-- START --

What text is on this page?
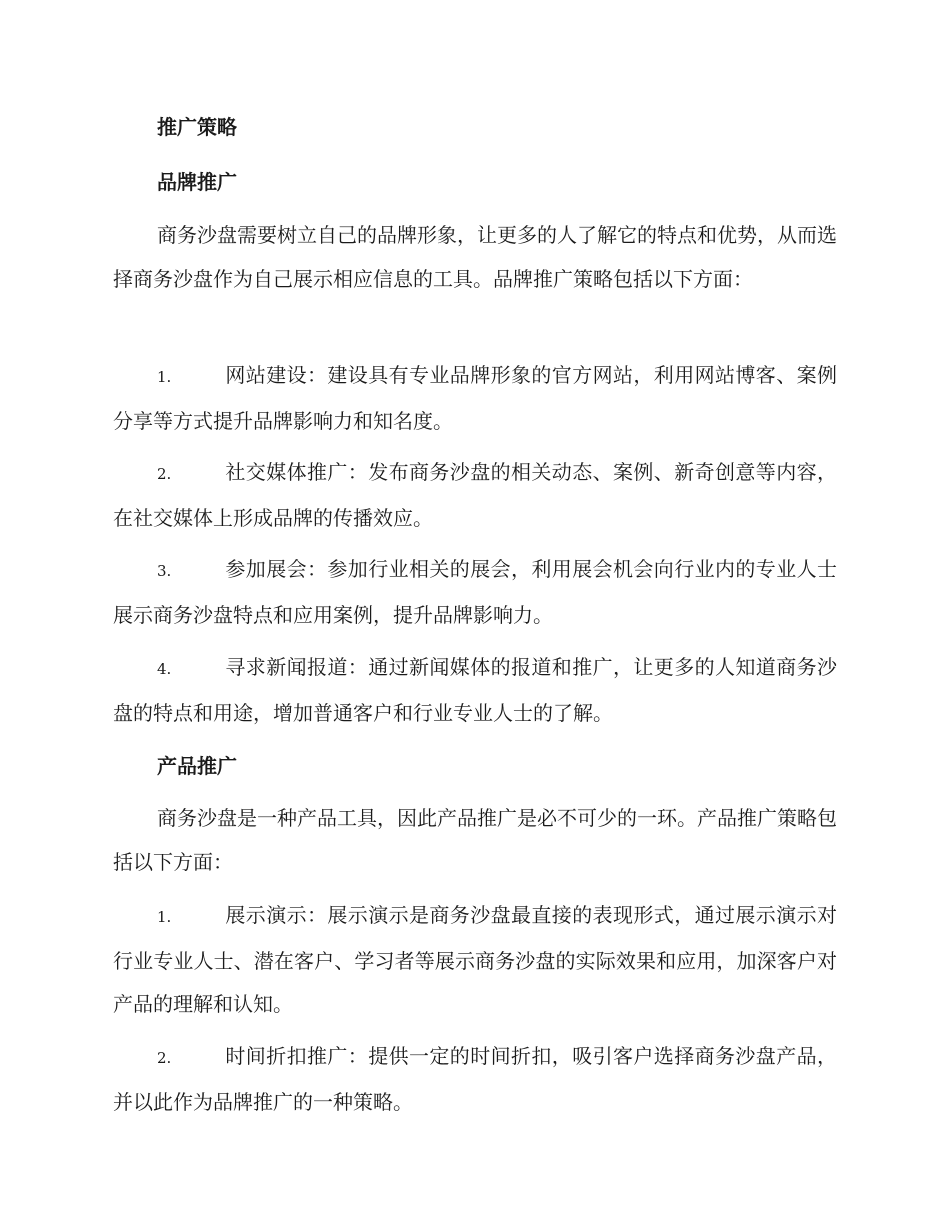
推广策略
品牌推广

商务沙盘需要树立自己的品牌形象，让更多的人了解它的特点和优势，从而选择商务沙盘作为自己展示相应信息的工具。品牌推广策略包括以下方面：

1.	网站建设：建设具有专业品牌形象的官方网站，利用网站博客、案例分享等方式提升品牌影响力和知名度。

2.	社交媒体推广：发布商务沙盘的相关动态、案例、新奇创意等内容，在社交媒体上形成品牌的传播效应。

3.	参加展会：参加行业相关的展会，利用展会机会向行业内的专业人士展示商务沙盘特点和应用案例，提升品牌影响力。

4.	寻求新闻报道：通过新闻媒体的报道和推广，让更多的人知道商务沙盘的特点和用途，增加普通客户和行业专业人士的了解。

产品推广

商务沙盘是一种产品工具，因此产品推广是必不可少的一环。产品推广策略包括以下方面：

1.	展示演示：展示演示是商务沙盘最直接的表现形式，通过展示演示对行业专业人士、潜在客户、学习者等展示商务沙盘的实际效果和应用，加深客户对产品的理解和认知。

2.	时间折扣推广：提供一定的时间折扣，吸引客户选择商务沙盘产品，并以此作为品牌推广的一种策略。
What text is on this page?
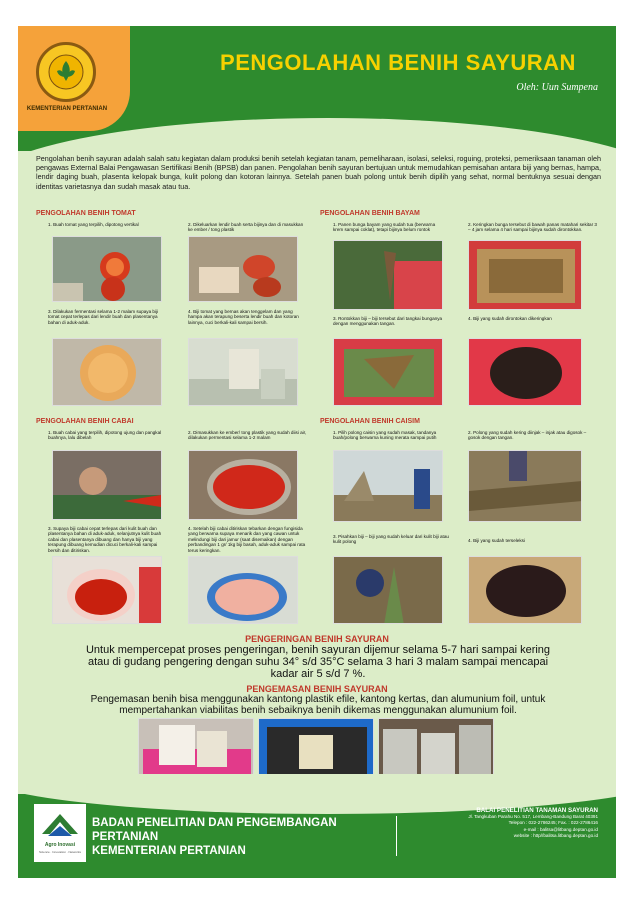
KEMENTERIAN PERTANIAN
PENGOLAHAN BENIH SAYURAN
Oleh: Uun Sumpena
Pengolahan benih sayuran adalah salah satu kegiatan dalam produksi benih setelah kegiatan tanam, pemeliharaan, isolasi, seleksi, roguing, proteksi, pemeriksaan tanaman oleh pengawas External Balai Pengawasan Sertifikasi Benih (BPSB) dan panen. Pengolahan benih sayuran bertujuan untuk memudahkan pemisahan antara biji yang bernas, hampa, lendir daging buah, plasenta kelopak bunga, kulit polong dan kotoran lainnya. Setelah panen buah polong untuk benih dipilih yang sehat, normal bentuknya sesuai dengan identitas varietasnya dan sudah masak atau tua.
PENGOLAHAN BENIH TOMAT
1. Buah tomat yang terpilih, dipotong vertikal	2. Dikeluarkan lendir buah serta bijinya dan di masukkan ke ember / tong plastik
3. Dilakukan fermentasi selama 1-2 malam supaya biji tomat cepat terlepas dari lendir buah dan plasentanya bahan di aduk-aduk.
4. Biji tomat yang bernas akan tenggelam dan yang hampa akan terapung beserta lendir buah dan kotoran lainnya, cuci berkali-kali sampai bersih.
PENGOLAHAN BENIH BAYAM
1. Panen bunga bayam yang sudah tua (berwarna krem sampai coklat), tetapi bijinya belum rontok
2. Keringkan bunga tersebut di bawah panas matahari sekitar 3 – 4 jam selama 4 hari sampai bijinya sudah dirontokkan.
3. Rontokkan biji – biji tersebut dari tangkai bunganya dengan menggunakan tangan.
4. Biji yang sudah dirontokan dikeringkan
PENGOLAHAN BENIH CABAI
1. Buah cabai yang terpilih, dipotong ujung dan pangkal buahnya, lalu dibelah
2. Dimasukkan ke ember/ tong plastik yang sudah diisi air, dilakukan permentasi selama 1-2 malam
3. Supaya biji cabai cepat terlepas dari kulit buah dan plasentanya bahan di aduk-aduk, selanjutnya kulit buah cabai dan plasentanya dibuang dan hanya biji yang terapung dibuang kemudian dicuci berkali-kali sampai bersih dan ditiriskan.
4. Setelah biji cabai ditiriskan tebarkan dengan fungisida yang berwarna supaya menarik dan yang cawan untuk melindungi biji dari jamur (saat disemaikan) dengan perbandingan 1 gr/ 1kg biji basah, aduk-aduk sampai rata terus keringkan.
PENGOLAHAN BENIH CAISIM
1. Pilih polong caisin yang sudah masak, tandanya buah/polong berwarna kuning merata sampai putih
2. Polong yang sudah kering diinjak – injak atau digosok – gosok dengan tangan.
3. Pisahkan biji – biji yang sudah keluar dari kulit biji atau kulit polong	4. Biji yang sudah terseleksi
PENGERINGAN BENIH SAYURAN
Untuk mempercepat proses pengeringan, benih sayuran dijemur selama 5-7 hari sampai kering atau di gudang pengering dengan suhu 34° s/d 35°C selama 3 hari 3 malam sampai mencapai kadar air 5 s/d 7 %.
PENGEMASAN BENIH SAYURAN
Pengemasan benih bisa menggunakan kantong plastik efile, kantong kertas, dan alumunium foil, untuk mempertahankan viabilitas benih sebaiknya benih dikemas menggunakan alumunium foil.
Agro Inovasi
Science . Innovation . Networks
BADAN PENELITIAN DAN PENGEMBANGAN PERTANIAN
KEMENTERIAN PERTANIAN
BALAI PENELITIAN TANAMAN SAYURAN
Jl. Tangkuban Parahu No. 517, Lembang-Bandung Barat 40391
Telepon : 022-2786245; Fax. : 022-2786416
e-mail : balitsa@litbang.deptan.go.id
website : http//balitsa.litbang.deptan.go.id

-- END --

**EXERCISE TASK**
Pictures stay out of the copy; please restate every record above exactly.

**SOLUTION TO THIS EXERCISE**
What text is on this page?
推广策略
品牌推广

商务沙盘需要树立自己的品牌形象，让更多的人了解它的特点和优势，从而选择商务沙盘作为自己展示相应信息的工具。品牌推广策略包括以下方面：

1.	网站建设：建设具有专业品牌形象的官方网站，利用网站博客、案例分享等方式提升品牌影响力和知名度。

2.	社交媒体推广：发布商务沙盘的相关动态、案例、新奇创意等内容，在社交媒体上形成品牌的传播效应。

3.	参加展会：参加行业相关的展会，利用展会机会向行业内的专业人士展示商务沙盘特点和应用案例，提升品牌影响力。

4.	寻求新闻报道：通过新闻媒体的报道和推广，让更多的人知道商务沙盘的特点和用途，增加普通客户和行业专业人士的了解。

产品推广

商务沙盘是一种产品工具，因此产品推广是必不可少的一环。产品推广策略包括以下方面：

1.	展示演示：展示演示是商务沙盘最直接的表现形式，通过展示演示对行业专业人士、潜在客户、学习者等展示商务沙盘的实际效果和应用，加深客户对产品的理解和认知。

2.	时间折扣推广：提供一定的时间折扣，吸引客户选择商务沙盘产品，并以此作为品牌推广的一种策略。
What text is on this page?
KEMENTERIAN PERTANIAN
PENGOLAHAN BENIH SAYURAN
Oleh: Uun Sumpena
Pengolahan benih sayuran adalah salah satu kegiatan dalam produksi benih setelah kegiatan tanam, pemeliharaan, isolasi, seleksi, roguing, proteksi, pemeriksaan tanaman oleh pengawas External Balai Pengawasan Sertifikasi Benih (BPSB) dan panen. Pengolahan benih sayuran bertujuan untuk memudahkan pemisahan antara biji yang bernas, hampa, lendir daging buah, plasenta kelopak bunga, kulit polong dan kotoran lainnya. Setelah panen buah polong untuk benih dipilih yang sehat, normal bentuknya sesuai dengan identitas varietasnya dan sudah masak atau tua.
PENGOLAHAN BENIH TOMAT
1. Buah tomat yang terpilih, dipotong vertikal	2. Dikeluarkan lendir buah serta bijinya dan di masukkan ke ember / tong plastik
3. Dilakukan fermentasi selama 1-2 malam supaya biji tomat cepat terlepas dari lendir buah dan plasentanya bahan di aduk-aduk.
4. Biji tomat yang bernas akan tenggelam dan yang hampa akan terapung beserta lendir buah dan kotoran lainnya, cuci berkali-kali sampai bersih.
PENGOLAHAN BENIH BAYAM
1. Panen bunga bayam yang sudah tua (berwarna krem sampai coklat), tetapi bijinya belum rontok
2. Keringkan bunga tersebut di bawah panas matahari sekitar 3 – 4 jam selama 4 hari sampai bijinya sudah dirontokkan.
3. Rontokkan biji – biji tersebut dari tangkai bunganya dengan menggunakan tangan.
4. Biji yang sudah dirontokan dikeringkan
PENGOLAHAN BENIH CABAI
1. Buah cabai yang terpilih, dipotong ujung dan pangkal buahnya, lalu dibelah
2. Dimasukkan ke ember/ tong plastik yang sudah diisi air, dilakukan permentasi selama 1-2 malam
3. Supaya biji cabai cepat terlepas dari kulit buah dan plasentanya bahan di aduk-aduk, selanjutnya kulit buah cabai dan plasentanya dibuang dan hanya biji yang terapung dibuang kemudian dicuci berkali-kali sampai bersih dan ditiriskan.
4. Setelah biji cabai ditiriskan tebarkan dengan fungisida yang berwarna supaya menarik dan yang cawan untuk melindungi biji dari jamur (saat disemaikan) dengan perbandingan 1 gr/ 1kg biji basah, aduk-aduk sampai rata terus keringkan.
PENGOLAHAN BENIH CAISIM
1. Pilih polong caisin yang sudah masak, tandanya buah/polong berwarna kuning merata sampai putih
2. Polong yang sudah kering diinjak – injak atau digosok – gosok dengan tangan.
3. Pisahkan biji – biji yang sudah keluar dari kulit biji atau kulit polong	4. Biji yang sudah terseleksi
PENGERINGAN BENIH SAYURAN
Untuk mempercepat proses pengeringan, benih sayuran dijemur selama 5-7 hari sampai kering atau di gudang pengering dengan suhu 34° s/d 35°C selama 3 hari 3 malam sampai mencapai kadar air 5 s/d 7 %.
PENGEMASAN BENIH SAYURAN
Pengemasan benih bisa menggunakan kantong plastik efile, kantong kertas, dan alumunium foil, untuk mempertahankan viabilitas benih sebaiknya benih dikemas menggunakan alumunium foil.
Agro Inovasi
Science . Innovation . Networks
BADAN PENELITIAN DAN PENGEMBANGAN PERTANIAN
KEMENTERIAN PERTANIAN
BALAI PENELITIAN TANAMAN SAYURAN
Jl. Tangkuban Parahu No. 517, Lembang-Bandung Barat 40391
Telepon : 022-2786245; Fax. : 022-2786416
e-mail : balitsa@litbang.deptan.go.id
website : http//balitsa.litbang.deptan.go.id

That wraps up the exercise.